## [Exercise details]
Rewrite the paragraph starting "In the small village of Kusavde" from the film text below more briefly, keeping its main facts.

Valu is a 2008 Indian comedy Marathi film directed by Umesh Vinayak Kulkarni. The film featured in various international film festivals as The Wild Bull. It also became the first Marathi film to be selected in Rotterdam International Film Festival 2008, the Netherlands.

Plot
In the small village of Kusavde, there is a lonely misunderstood wild bull. The bull, "Valu", is actually a holy, consecrated bull which is the responsibility of the village. It is allowed to roam free and is the responsibility of the entire village. But lately, Valu becomes very aggressive and is blamed for every single act of chaos and destruction that happens in and around the village. Now, catching the bull becomes equivalent to establishing power in the village for the leaders and for those who are interested in the fringe benefits.

The film intertwines various stories of the war between the two leaders; love stories that bloom in the midst of the adventure; an amateur filmmaker who struggles to shoot a documentary; the forest officer who leads this chaos like a sacred mission along with the religious priest; the tricksters and an insane woman who seems to understand the mind of Valu.

Cast
 Atul Kulkarni as Swanand Gaddamwar aka "Foresht"

## [The data]
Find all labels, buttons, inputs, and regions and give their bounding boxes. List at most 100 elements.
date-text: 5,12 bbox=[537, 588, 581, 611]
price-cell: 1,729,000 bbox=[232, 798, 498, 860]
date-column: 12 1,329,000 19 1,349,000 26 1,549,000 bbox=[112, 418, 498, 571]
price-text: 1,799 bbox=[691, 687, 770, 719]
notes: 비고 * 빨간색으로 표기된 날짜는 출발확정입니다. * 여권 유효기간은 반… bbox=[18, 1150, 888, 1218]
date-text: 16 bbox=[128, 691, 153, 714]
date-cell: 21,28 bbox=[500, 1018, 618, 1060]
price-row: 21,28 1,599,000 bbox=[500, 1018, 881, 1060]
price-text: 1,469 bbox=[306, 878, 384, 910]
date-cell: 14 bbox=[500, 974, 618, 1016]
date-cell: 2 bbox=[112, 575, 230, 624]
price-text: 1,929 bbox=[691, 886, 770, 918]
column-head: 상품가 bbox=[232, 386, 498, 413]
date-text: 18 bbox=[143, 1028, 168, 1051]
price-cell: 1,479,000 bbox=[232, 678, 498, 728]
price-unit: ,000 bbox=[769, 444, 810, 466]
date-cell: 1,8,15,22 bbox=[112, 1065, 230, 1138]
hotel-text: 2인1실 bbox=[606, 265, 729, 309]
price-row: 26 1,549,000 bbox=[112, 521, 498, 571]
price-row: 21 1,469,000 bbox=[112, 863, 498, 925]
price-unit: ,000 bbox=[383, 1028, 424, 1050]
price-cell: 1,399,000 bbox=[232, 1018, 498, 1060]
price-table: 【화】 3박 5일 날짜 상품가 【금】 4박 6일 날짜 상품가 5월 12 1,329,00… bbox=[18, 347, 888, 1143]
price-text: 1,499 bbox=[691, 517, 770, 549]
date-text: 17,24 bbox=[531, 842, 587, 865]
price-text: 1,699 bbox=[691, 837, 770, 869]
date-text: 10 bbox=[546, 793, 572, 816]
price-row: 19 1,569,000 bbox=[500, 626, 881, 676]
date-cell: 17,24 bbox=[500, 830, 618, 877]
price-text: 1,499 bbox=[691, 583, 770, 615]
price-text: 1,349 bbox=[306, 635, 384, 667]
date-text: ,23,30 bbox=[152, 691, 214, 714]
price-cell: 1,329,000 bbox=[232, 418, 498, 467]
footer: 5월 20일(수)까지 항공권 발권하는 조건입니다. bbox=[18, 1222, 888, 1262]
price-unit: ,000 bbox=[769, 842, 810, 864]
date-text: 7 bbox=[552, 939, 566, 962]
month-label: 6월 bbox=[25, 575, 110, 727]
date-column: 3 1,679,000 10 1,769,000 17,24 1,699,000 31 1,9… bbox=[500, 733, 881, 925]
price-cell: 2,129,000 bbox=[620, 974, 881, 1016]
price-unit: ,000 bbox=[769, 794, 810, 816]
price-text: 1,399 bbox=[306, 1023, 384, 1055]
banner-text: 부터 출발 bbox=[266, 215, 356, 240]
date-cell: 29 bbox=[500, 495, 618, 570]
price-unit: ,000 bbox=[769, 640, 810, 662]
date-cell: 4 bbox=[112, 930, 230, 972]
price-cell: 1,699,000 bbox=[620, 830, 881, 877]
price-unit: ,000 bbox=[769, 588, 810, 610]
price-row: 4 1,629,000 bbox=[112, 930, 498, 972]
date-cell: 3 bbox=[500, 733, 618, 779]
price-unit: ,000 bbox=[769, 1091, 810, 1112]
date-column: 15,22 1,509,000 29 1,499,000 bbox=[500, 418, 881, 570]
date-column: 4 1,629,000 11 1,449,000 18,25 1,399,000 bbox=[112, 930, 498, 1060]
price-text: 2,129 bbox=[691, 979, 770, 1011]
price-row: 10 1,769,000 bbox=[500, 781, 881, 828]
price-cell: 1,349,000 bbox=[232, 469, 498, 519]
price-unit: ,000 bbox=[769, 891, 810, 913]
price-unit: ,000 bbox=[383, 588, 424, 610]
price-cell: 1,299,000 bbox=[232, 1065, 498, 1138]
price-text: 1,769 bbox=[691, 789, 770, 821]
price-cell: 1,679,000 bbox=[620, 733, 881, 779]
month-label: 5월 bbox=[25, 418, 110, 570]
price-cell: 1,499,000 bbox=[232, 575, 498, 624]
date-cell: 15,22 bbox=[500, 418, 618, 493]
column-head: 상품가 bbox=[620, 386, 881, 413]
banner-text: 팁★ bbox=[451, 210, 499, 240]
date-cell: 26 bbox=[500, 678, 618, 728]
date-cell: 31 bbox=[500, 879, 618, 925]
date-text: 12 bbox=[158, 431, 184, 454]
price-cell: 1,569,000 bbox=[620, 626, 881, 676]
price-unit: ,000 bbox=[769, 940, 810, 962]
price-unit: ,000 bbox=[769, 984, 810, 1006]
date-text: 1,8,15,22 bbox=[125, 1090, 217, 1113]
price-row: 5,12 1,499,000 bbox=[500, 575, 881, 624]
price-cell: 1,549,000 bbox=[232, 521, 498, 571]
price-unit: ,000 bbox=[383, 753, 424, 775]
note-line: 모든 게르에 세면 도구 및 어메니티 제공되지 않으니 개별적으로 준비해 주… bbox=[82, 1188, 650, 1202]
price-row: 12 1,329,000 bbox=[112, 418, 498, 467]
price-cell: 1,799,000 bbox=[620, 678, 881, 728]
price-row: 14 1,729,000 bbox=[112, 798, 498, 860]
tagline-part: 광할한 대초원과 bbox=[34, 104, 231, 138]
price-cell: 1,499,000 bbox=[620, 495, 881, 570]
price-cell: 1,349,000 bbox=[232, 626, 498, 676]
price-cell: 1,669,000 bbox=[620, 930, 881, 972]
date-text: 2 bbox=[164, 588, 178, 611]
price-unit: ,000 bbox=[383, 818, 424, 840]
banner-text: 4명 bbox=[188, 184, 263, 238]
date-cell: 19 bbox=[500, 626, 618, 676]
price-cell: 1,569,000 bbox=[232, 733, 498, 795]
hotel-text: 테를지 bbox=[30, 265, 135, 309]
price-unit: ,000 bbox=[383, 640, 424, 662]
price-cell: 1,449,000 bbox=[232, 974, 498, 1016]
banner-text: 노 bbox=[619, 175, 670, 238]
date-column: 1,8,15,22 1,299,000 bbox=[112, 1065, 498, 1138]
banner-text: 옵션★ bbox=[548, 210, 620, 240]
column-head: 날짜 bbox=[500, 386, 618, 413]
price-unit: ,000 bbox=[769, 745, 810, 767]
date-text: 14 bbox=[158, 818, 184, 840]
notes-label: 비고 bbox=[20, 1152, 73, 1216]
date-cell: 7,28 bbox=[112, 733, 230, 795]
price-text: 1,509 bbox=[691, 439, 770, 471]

## [Problem solution]
In the village of Kusavde lives Valu, a lonely, misunderstood wild bull. It is a holy, consecrated bull that roams free as the whole village's responsibility. Lately Valu has turned aggressive and is blamed for every act of chaos and destruction in and around the village. Catching the bull has therefore become a way to establish power in the village, both for the leaders and for those after the fringe benefits.